● To do:
From the entries that follow, extract each line holding the string "地基容许承载力".

● Raw records:
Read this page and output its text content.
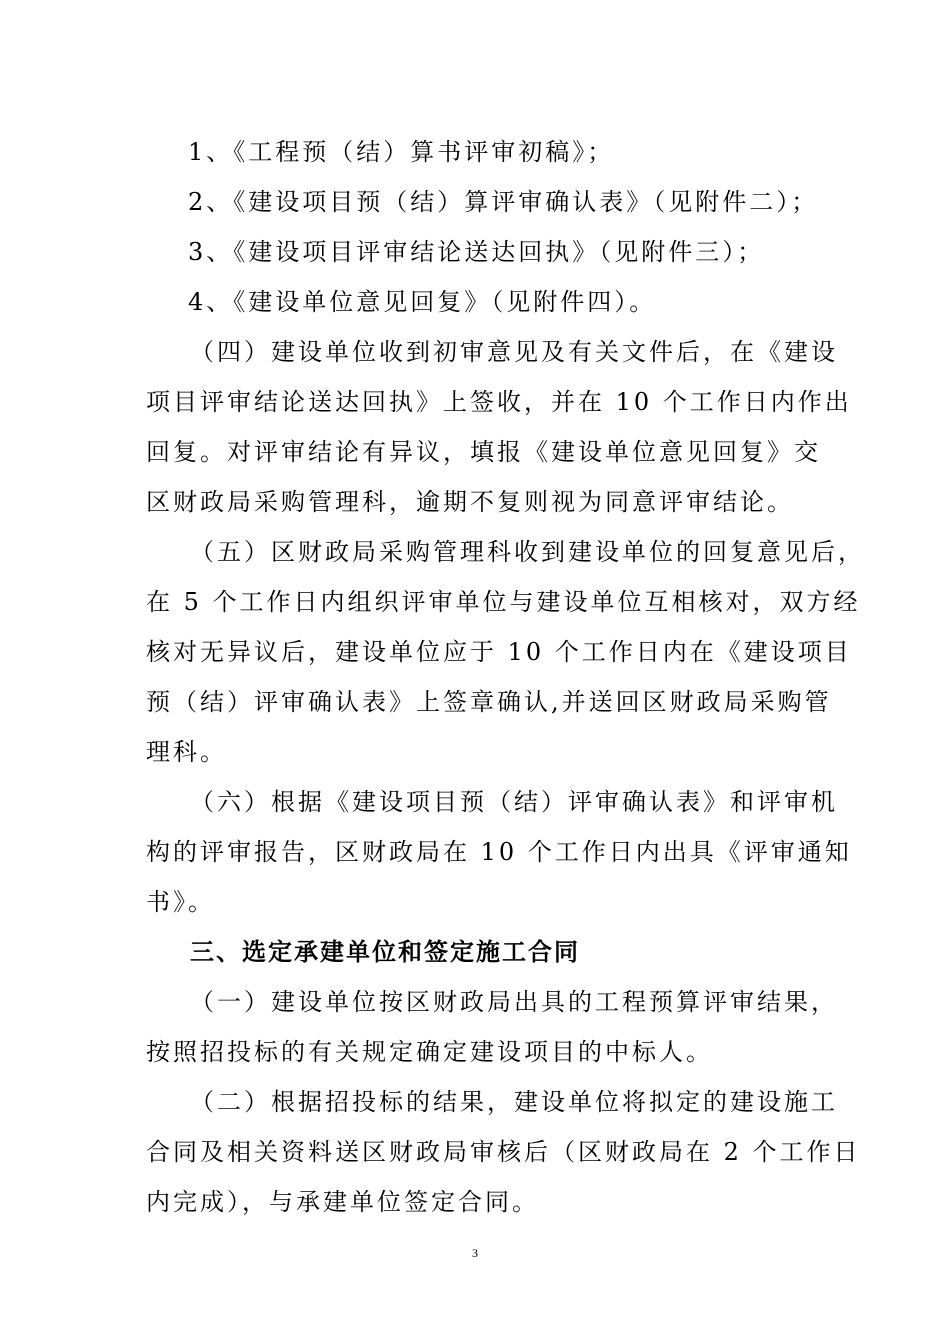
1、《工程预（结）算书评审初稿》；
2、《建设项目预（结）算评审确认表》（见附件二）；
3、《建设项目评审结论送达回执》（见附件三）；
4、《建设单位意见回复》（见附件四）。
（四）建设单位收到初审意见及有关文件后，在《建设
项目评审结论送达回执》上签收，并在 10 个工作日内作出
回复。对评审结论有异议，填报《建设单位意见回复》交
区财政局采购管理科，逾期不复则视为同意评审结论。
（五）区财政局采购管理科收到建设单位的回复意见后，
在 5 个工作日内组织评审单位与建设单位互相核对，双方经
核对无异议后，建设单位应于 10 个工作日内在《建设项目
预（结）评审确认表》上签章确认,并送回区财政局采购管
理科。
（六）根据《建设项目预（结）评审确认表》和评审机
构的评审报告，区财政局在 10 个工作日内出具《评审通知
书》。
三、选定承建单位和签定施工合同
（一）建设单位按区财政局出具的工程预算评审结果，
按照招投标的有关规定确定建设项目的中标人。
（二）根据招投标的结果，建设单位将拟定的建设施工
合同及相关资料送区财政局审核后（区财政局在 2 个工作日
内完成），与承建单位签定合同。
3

* * *

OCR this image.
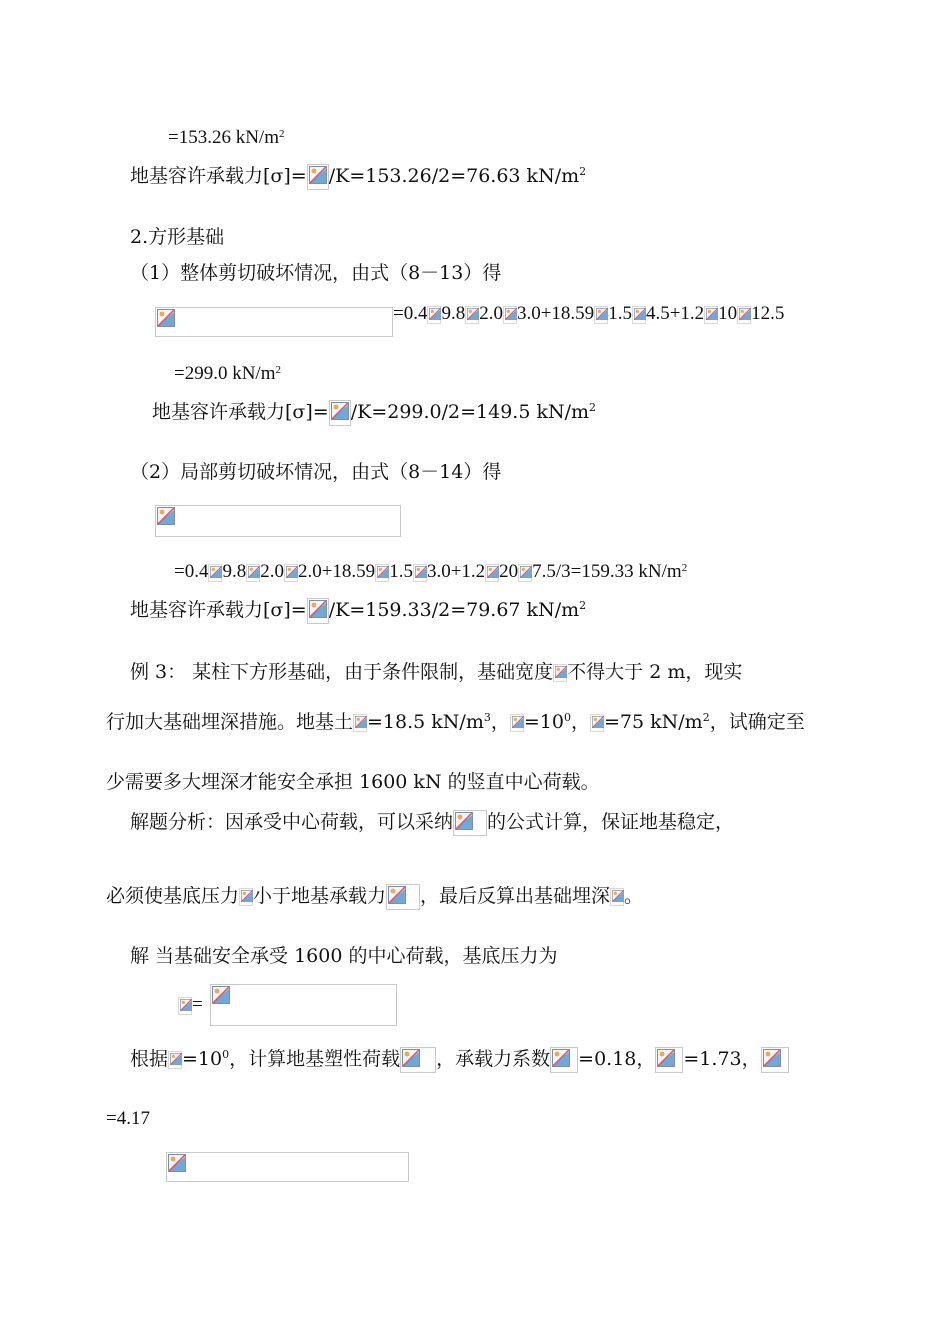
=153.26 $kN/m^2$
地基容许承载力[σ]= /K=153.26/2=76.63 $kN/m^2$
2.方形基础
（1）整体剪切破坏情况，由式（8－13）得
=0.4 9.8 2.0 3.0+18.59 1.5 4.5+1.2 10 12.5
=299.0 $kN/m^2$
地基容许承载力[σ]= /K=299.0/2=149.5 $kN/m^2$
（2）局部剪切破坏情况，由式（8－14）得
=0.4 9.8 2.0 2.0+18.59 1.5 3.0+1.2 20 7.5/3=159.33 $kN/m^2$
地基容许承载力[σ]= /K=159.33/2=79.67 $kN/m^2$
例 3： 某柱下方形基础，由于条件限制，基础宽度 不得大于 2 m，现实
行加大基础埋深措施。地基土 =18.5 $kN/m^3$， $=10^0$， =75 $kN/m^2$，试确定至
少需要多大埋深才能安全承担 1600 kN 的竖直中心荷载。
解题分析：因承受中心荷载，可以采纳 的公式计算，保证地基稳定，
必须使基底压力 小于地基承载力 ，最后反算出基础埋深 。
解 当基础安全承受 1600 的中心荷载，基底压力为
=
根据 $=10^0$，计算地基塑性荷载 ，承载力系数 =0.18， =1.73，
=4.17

● Solution to the exercise:
地基容许承载力[σ]= /K=153.26/2=76.63 $kN/m^2$
地基容许承载力[σ]= /K=299.0/2=149.5 $kN/m^2$
地基容许承载力[σ]= /K=159.33/2=79.67 $kN/m^2$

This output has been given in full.